Task requirements — Reproduce the listing below word for word, from its first line through the line containing "socket-description: Voltage control wiper".

Collection entries:

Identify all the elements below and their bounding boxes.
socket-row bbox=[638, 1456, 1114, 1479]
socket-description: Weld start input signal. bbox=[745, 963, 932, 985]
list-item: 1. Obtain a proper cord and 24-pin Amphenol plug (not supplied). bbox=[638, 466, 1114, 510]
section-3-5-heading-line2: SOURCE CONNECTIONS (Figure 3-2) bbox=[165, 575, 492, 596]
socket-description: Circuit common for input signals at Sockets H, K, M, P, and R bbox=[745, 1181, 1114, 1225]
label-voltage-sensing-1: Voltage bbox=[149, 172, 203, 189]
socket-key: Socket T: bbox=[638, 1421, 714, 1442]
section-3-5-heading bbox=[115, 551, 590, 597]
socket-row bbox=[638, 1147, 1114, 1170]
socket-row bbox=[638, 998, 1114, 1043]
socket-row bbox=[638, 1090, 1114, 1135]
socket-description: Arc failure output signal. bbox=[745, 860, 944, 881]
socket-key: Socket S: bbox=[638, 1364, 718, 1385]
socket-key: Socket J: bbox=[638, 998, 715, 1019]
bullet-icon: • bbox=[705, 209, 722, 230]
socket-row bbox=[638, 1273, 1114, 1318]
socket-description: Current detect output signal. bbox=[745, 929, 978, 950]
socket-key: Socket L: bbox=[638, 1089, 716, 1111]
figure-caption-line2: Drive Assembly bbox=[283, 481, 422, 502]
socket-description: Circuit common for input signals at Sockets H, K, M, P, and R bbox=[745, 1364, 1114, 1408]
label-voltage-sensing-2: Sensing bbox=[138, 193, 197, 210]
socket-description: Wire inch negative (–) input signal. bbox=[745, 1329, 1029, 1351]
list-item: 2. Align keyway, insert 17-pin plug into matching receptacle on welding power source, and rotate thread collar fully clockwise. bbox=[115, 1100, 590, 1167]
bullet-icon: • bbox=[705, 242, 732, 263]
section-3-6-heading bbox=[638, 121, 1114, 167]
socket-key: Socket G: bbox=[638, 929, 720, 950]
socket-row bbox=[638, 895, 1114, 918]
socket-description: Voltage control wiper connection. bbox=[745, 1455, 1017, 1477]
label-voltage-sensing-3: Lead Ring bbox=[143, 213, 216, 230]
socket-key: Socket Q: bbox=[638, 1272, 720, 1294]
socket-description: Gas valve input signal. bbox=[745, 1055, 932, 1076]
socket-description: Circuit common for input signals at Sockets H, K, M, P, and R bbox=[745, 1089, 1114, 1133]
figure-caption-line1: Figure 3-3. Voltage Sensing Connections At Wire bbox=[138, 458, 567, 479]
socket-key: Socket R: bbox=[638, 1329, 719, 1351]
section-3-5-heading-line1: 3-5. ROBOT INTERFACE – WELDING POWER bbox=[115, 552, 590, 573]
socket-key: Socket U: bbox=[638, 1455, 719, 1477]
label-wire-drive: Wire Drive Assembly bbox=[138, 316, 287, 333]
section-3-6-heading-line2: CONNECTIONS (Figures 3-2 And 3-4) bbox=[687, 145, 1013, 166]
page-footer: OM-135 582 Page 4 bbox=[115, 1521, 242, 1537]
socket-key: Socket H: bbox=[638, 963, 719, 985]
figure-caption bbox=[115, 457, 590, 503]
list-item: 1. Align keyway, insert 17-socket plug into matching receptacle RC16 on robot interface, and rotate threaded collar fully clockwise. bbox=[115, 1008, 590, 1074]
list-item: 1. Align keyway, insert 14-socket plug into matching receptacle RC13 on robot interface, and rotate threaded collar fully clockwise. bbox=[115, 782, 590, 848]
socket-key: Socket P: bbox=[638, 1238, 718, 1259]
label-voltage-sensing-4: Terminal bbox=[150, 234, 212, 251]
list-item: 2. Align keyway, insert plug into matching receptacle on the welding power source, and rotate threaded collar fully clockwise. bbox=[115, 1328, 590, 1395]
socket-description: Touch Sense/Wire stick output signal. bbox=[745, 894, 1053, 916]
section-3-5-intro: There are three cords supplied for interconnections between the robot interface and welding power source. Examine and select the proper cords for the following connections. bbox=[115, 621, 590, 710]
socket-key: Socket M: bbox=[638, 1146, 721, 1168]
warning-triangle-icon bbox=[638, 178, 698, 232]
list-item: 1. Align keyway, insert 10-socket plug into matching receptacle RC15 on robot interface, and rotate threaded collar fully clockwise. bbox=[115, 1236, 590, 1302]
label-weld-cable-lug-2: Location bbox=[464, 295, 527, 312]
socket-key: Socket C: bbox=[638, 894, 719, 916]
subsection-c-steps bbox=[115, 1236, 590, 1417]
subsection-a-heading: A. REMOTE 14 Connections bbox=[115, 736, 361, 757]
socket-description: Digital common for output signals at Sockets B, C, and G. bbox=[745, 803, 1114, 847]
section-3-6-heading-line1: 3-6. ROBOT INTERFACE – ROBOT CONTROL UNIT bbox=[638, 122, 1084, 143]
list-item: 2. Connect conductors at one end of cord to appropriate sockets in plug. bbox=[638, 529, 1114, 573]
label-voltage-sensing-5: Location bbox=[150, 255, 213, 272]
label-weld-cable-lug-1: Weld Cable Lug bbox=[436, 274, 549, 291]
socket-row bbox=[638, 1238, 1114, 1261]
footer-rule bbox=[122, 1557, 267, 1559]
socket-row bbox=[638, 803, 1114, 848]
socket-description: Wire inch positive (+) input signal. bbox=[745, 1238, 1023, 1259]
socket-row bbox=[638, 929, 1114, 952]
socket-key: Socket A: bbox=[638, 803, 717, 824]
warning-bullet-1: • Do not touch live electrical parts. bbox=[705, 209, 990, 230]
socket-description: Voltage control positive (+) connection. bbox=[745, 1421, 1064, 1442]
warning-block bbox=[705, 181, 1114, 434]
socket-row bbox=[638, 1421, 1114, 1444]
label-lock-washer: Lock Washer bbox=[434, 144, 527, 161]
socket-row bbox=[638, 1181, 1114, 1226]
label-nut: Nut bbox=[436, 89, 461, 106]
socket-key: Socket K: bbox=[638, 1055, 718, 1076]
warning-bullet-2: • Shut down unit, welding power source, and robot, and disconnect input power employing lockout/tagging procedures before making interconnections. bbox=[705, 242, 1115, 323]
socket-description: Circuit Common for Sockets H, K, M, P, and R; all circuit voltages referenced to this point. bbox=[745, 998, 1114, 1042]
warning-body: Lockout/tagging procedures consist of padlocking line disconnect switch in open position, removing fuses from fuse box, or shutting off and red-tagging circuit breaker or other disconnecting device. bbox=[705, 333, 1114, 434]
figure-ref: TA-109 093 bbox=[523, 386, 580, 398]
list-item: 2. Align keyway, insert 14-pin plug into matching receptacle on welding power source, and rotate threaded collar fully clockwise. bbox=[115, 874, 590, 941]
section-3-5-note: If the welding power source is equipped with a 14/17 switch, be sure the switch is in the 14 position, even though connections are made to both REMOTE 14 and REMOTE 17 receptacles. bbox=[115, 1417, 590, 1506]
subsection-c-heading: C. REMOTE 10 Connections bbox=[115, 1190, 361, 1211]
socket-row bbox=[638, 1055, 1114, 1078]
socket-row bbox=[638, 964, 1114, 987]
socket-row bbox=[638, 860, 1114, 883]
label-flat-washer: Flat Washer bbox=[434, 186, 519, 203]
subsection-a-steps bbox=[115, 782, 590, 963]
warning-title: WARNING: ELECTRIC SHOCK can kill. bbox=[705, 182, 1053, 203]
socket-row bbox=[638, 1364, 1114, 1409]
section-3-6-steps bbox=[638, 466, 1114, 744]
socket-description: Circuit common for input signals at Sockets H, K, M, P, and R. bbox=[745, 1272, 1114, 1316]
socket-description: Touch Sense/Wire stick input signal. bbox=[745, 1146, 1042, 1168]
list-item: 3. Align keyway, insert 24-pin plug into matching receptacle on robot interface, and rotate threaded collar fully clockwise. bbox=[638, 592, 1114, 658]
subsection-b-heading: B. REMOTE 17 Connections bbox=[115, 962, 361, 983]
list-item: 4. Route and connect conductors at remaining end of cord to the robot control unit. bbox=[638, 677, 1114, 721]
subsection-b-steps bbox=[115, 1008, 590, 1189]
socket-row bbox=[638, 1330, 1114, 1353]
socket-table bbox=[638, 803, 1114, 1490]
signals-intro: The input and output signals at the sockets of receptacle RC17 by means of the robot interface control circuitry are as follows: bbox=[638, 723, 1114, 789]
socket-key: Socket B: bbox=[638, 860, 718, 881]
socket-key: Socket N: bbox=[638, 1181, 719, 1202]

Solution for this task —
Identify all the elements below and their bounding boxes.
socket-row bbox=[638, 1456, 1114, 1479]
socket-description: Weld start input signal. bbox=[745, 963, 932, 985]
list-item: 1. Obtain a proper cord and 24-pin Amphenol plug (not supplied). bbox=[638, 466, 1114, 510]
section-3-5-heading-line2: SOURCE CONNECTIONS (Figure 3-2) bbox=[165, 575, 492, 596]
socket-description: Circuit common for input signals at Sockets H, K, M, P, and R bbox=[745, 1181, 1114, 1225]
label-voltage-sensing-1: Voltage bbox=[149, 172, 203, 189]
socket-key: Socket T: bbox=[638, 1421, 714, 1442]
section-3-5-heading bbox=[115, 551, 590, 597]
socket-row bbox=[638, 1147, 1114, 1170]
socket-row bbox=[638, 998, 1114, 1043]
socket-row bbox=[638, 1090, 1114, 1135]
socket-description: Arc failure output signal. bbox=[745, 860, 944, 881]
socket-key: Socket S: bbox=[638, 1364, 718, 1385]
socket-key: Socket J: bbox=[638, 998, 715, 1019]
bullet-icon: • bbox=[705, 209, 722, 230]
socket-row bbox=[638, 1273, 1114, 1318]
socket-description: Current detect output signal. bbox=[745, 929, 978, 950]
socket-key: Socket L: bbox=[638, 1089, 716, 1111]
figure-caption-line2: Drive Assembly bbox=[283, 481, 422, 502]
socket-description: Circuit common for input signals at Sockets H, K, M, P, and R bbox=[745, 1364, 1114, 1408]
label-voltage-sensing-2: Sensing bbox=[138, 193, 197, 210]
socket-description: Wire inch negative (–) input signal. bbox=[745, 1329, 1029, 1351]
list-item: 2. Align keyway, insert 17-pin plug into matching receptacle on welding power source, and rotate thread collar fully clockwise. bbox=[115, 1100, 590, 1167]
bullet-icon: • bbox=[705, 242, 732, 263]
section-3-6-heading bbox=[638, 121, 1114, 167]
socket-key: Socket G: bbox=[638, 929, 720, 950]
socket-row bbox=[638, 895, 1114, 918]
socket-description: Voltage control wiper connection. bbox=[745, 1455, 1017, 1477]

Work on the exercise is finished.